Extracted records:
■ ■ ■
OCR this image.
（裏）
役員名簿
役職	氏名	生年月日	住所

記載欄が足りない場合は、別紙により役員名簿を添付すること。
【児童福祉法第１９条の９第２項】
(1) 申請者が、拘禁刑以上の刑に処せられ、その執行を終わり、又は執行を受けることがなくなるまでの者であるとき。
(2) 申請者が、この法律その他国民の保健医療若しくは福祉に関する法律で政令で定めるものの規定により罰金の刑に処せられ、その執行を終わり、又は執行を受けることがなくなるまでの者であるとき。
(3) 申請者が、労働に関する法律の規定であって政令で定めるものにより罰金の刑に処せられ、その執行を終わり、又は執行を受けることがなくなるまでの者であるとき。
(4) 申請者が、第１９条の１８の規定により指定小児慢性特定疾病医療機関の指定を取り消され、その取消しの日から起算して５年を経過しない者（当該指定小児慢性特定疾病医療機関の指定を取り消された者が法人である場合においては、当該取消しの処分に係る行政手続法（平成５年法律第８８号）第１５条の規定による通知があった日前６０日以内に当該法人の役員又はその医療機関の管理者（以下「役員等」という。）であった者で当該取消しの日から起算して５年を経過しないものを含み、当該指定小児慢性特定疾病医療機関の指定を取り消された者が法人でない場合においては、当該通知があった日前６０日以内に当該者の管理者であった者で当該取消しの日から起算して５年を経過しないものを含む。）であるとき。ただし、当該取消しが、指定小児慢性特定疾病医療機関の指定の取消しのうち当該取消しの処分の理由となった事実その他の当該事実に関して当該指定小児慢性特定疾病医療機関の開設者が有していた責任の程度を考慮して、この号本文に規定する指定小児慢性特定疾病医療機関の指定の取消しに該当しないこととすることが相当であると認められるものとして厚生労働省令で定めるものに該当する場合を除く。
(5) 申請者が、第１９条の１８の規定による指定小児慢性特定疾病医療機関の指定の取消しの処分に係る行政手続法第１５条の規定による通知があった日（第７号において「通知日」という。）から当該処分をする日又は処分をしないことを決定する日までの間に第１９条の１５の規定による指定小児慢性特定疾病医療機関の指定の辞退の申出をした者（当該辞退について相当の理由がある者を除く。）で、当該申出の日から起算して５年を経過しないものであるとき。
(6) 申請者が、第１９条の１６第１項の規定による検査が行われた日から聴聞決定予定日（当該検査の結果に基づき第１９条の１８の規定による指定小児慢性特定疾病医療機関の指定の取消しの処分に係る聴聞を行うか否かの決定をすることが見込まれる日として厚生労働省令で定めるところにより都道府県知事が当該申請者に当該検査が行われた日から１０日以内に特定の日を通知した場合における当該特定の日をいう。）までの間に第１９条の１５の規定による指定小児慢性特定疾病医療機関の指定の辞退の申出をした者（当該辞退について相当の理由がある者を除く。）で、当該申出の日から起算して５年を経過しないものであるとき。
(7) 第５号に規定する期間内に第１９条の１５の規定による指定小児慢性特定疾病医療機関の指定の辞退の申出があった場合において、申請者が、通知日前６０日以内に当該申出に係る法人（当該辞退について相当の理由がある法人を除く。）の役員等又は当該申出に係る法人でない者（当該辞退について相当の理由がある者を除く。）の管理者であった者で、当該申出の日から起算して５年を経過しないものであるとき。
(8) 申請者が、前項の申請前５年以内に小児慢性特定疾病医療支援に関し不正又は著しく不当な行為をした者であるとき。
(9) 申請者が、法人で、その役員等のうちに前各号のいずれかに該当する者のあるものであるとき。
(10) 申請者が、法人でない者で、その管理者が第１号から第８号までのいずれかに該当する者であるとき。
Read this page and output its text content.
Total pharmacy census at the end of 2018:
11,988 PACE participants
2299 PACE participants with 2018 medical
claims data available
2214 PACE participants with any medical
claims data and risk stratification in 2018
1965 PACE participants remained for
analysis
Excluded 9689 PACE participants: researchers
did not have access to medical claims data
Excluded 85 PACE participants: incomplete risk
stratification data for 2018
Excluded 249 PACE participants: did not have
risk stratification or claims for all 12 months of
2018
■ ■ ■
• Stated task: Say how many lines of the data include the word "PACE". Nothing other than the number should be given.

• Response to this exercise: 7